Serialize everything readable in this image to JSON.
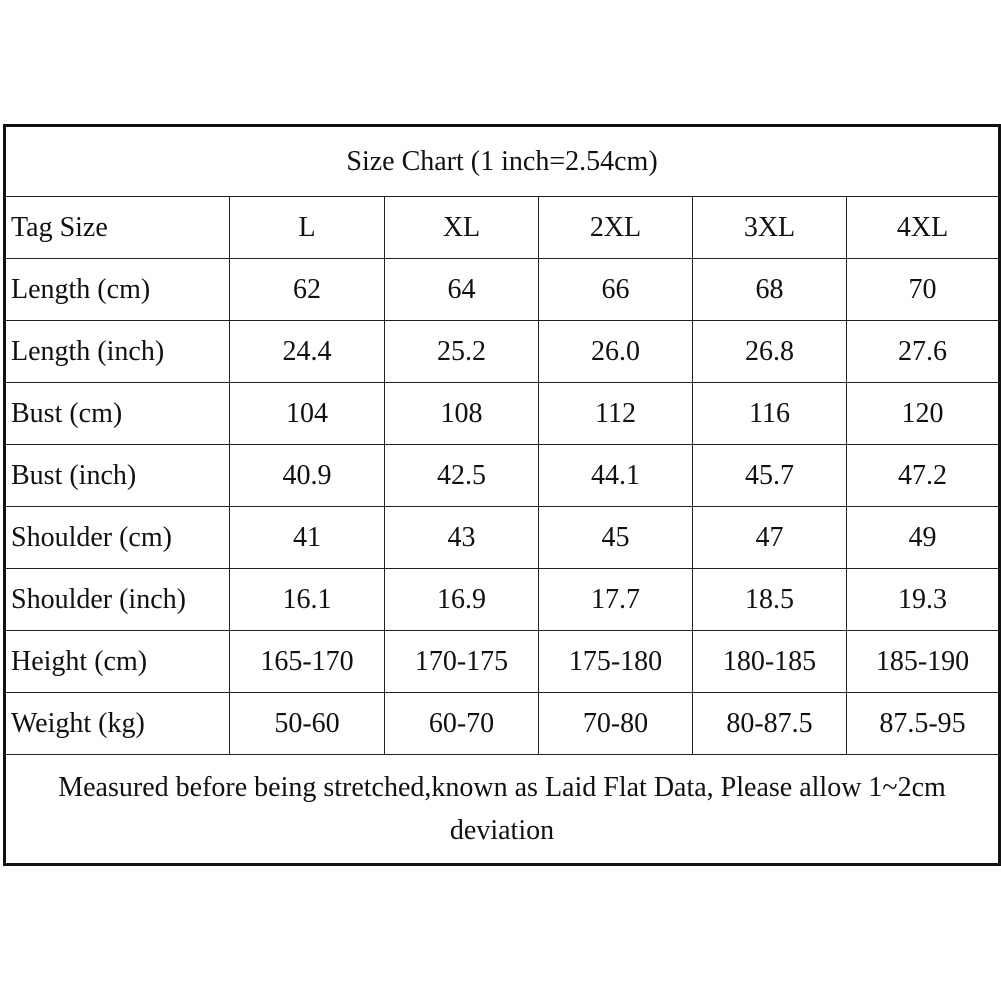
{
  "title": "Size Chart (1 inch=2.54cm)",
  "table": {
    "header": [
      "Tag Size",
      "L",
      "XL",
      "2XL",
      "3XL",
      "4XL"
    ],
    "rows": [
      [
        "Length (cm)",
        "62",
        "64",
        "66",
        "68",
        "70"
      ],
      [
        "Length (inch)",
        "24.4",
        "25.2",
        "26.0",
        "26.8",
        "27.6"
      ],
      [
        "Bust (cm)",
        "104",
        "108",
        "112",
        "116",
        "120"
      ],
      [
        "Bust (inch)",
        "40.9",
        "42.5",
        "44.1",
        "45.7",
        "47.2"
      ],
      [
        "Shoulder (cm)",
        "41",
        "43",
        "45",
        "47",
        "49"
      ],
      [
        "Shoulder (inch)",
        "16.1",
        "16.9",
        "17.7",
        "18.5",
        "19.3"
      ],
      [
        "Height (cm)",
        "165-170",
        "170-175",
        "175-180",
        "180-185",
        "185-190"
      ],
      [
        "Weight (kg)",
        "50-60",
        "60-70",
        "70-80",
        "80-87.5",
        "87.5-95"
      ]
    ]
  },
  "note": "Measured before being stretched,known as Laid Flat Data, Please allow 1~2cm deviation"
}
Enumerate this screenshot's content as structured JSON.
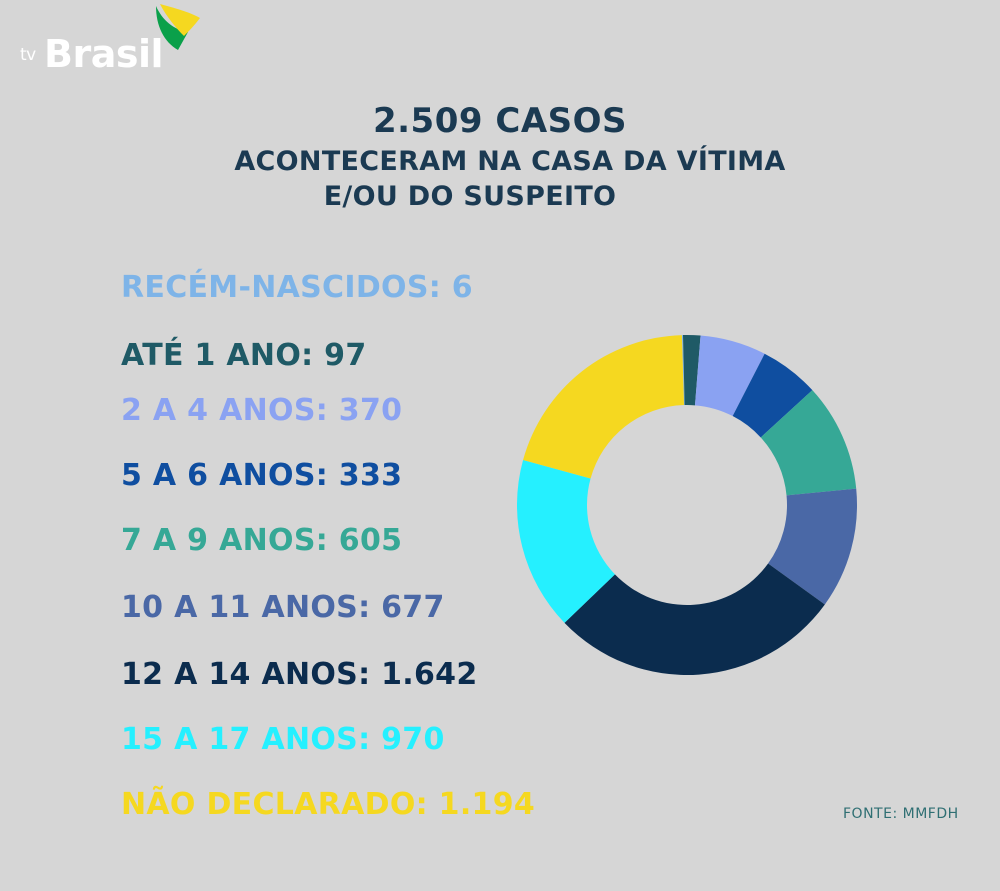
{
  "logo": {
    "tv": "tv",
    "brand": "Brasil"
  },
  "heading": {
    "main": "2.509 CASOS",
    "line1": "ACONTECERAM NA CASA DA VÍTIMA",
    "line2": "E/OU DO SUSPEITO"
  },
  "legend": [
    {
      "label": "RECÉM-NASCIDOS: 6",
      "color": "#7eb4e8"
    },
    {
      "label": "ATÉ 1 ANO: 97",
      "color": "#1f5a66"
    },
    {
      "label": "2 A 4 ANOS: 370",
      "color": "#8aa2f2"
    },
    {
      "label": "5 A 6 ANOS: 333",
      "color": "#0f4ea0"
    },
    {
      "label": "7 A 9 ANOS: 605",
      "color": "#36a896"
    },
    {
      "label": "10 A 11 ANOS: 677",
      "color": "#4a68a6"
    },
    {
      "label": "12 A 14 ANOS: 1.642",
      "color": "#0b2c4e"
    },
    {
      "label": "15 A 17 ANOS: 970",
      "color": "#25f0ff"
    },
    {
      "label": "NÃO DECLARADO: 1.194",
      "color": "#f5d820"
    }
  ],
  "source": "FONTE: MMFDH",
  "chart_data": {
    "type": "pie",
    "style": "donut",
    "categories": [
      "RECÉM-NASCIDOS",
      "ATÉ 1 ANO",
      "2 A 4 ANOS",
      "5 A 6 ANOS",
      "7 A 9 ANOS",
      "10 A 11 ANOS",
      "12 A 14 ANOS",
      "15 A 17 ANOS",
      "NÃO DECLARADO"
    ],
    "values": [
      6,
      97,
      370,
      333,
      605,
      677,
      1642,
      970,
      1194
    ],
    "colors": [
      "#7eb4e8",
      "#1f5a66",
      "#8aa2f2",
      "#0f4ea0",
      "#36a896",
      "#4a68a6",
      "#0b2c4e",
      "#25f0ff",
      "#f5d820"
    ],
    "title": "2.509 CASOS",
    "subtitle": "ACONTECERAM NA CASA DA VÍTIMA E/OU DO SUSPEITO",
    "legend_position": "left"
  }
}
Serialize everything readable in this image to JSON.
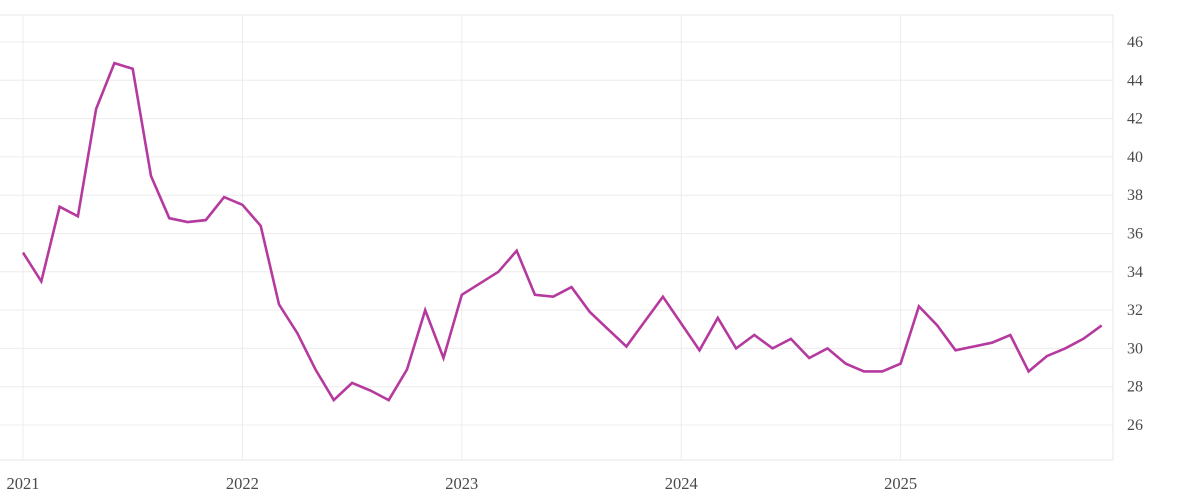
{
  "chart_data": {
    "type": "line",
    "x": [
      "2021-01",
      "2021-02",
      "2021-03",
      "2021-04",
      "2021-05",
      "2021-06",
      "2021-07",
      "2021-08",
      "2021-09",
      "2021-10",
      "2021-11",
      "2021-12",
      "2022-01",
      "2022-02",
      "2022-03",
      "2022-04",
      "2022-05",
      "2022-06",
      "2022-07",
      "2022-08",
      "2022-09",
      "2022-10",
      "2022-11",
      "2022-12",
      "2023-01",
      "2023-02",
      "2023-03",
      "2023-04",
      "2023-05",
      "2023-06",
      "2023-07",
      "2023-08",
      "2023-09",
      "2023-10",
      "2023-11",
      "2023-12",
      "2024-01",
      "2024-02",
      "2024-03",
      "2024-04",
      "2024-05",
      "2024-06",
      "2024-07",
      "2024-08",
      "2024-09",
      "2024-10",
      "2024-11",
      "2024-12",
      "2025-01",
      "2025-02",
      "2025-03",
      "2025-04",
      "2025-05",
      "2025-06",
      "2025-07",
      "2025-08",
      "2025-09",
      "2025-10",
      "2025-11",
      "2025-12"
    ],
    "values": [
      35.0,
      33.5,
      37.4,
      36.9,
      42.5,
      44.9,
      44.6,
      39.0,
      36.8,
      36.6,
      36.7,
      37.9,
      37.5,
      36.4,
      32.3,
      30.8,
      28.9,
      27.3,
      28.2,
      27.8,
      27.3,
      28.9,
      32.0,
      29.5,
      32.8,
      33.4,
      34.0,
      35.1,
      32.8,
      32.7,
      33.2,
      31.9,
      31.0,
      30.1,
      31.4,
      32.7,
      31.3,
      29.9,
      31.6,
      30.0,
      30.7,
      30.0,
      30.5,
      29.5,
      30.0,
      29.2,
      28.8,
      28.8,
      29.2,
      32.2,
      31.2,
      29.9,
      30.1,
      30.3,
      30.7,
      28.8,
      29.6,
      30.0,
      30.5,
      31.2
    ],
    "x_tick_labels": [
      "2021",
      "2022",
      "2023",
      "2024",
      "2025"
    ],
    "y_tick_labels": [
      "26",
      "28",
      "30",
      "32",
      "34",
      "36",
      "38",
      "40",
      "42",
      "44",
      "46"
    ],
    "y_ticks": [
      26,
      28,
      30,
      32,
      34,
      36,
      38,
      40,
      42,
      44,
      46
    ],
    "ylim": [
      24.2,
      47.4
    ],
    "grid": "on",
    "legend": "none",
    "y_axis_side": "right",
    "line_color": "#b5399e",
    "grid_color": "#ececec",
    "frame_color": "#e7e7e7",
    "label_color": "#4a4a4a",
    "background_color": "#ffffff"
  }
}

──────────

• **To be done**:
Print the records above exactly as they stand, but leave out the pictures.

• **Output**:
Serialize everything readable in this image to JSON.
{
  "title": "Size Chart (1 inch=2.54cm)",
  "table": {
    "header": [
      "Tag Size",
      "L",
      "XL",
      "2XL",
      "3XL",
      "4XL"
    ],
    "rows": [
      [
        "Length (cm)",
        "62",
        "64",
        "66",
        "68",
        "70"
      ],
      [
        "Length (inch)",
        "24.4",
        "25.2",
        "26.0",
        "26.8",
        "27.6"
      ],
      [
        "Bust (cm)",
        "104",
        "108",
        "112",
        "116",
        "120"
      ],
      [
        "Bust (inch)",
        "40.9",
        "42.5",
        "44.1",
        "45.7",
        "47.2"
      ],
      [
        "Shoulder (cm)",
        "41",
        "43",
        "45",
        "47",
        "49"
      ],
      [
        "Shoulder (inch)",
        "16.1",
        "16.9",
        "17.7",
        "18.5",
        "19.3"
      ],
      [
        "Height (cm)",
        "165-170",
        "170-175",
        "175-180",
        "180-185",
        "185-190"
      ],
      [
        "Weight (kg)",
        "50-60",
        "60-70",
        "70-80",
        "80-87.5",
        "87.5-95"
      ]
    ]
  },
  "note": "Measured before being stretched,known as Laid Flat Data, Please allow 1~2cm deviation"
}
Enumerate this screenshot's content as structured JSON.
{
  "logo": {
    "tv": "tv",
    "brand": "Brasil"
  },
  "heading": {
    "main": "2.509 CASOS",
    "line1": "ACONTECERAM NA CASA DA VÍTIMA",
    "line2": "E/OU DO SUSPEITO"
  },
  "legend": [
    {
      "label": "RECÉM-NASCIDOS: 6",
      "color": "#7eb4e8"
    },
    {
      "label": "ATÉ 1 ANO: 97",
      "color": "#1f5a66"
    },
    {
      "label": "2 A 4 ANOS: 370",
      "color": "#8aa2f2"
    },
    {
      "label": "5 A 6 ANOS: 333",
      "color": "#0f4ea0"
    },
    {
      "label": "7 A 9 ANOS: 605",
      "color": "#36a896"
    },
    {
      "label": "10 A 11 ANOS: 677",
      "color": "#4a68a6"
    },
    {
      "label": "12 A 14 ANOS: 1.642",
      "color": "#0b2c4e"
    },
    {
      "label": "15 A 17 ANOS: 970",
      "color": "#25f0ff"
    },
    {
      "label": "NÃO DECLARADO: 1.194",
      "color": "#f5d820"
    }
  ],
  "source": "FONTE: MMFDH",
  "chart_data": {
    "type": "pie",
    "style": "donut",
    "categories": [
      "RECÉM-NASCIDOS",
      "ATÉ 1 ANO",
      "2 A 4 ANOS",
      "5 A 6 ANOS",
      "7 A 9 ANOS",
      "10 A 11 ANOS",
      "12 A 14 ANOS",
      "15 A 17 ANOS",
      "NÃO DECLARADO"
    ],
    "values": [
      6,
      97,
      370,
      333,
      605,
      677,
      1642,
      970,
      1194
    ],
    "colors": [
      "#7eb4e8",
      "#1f5a66",
      "#8aa2f2",
      "#0f4ea0",
      "#36a896",
      "#4a68a6",
      "#0b2c4e",
      "#25f0ff",
      "#f5d820"
    ],
    "title": "2.509 CASOS",
    "subtitle": "ACONTECERAM NA CASA DA VÍTIMA E/OU DO SUSPEITO",
    "legend_position": "left"
  }
}
Serialize everything readable in this image to JSON.
{
  "chart_data": {
    "type": "line",
    "x": [
      "2021-01",
      "2021-02",
      "2021-03",
      "2021-04",
      "2021-05",
      "2021-06",
      "2021-07",
      "2021-08",
      "2021-09",
      "2021-10",
      "2021-11",
      "2021-12",
      "2022-01",
      "2022-02",
      "2022-03",
      "2022-04",
      "2022-05",
      "2022-06",
      "2022-07",
      "2022-08",
      "2022-09",
      "2022-10",
      "2022-11",
      "2022-12",
      "2023-01",
      "2023-02",
      "2023-03",
      "2023-04",
      "2023-05",
      "2023-06",
      "2023-07",
      "2023-08",
      "2023-09",
      "2023-10",
      "2023-11",
      "2023-12",
      "2024-01",
      "2024-02",
      "2024-03",
      "2024-04",
      "2024-05",
      "2024-06",
      "2024-07",
      "2024-08",
      "2024-09",
      "2024-10",
      "2024-11",
      "2024-12",
      "2025-01",
      "2025-02",
      "2025-03",
      "2025-04",
      "2025-05",
      "2025-06",
      "2025-07",
      "2025-08",
      "2025-09",
      "2025-10",
      "2025-11",
      "2025-12"
    ],
    "values": [
      35.0,
      33.5,
      37.4,
      36.9,
      42.5,
      44.9,
      44.6,
      39.0,
      36.8,
      36.6,
      36.7,
      37.9,
      37.5,
      36.4,
      32.3,
      30.8,
      28.9,
      27.3,
      28.2,
      27.8,
      27.3,
      28.9,
      32.0,
      29.5,
      32.8,
      33.4,
      34.0,
      35.1,
      32.8,
      32.7,
      33.2,
      31.9,
      31.0,
      30.1,
      31.4,
      32.7,
      31.3,
      29.9,
      31.6,
      30.0,
      30.7,
      30.0,
      30.5,
      29.5,
      30.0,
      29.2,
      28.8,
      28.8,
      29.2,
      32.2,
      31.2,
      29.9,
      30.1,
      30.3,
      30.7,
      28.8,
      29.6,
      30.0,
      30.5,
      31.2
    ],
    "x_tick_labels": [
      "2021",
      "2022",
      "2023",
      "2024",
      "2025"
    ],
    "y_tick_labels": [
      "26",
      "28",
      "30",
      "32",
      "34",
      "36",
      "38",
      "40",
      "42",
      "44",
      "46"
    ],
    "y_ticks": [
      26,
      28,
      30,
      32,
      34,
      36,
      38,
      40,
      42,
      44,
      46
    ],
    "ylim": [
      24.2,
      47.4
    ],
    "grid": "on",
    "legend": "none",
    "y_axis_side": "right",
    "line_color": "#b5399e",
    "grid_color": "#ececec",
    "frame_color": "#e7e7e7",
    "label_color": "#4a4a4a",
    "background_color": "#ffffff"
  }
}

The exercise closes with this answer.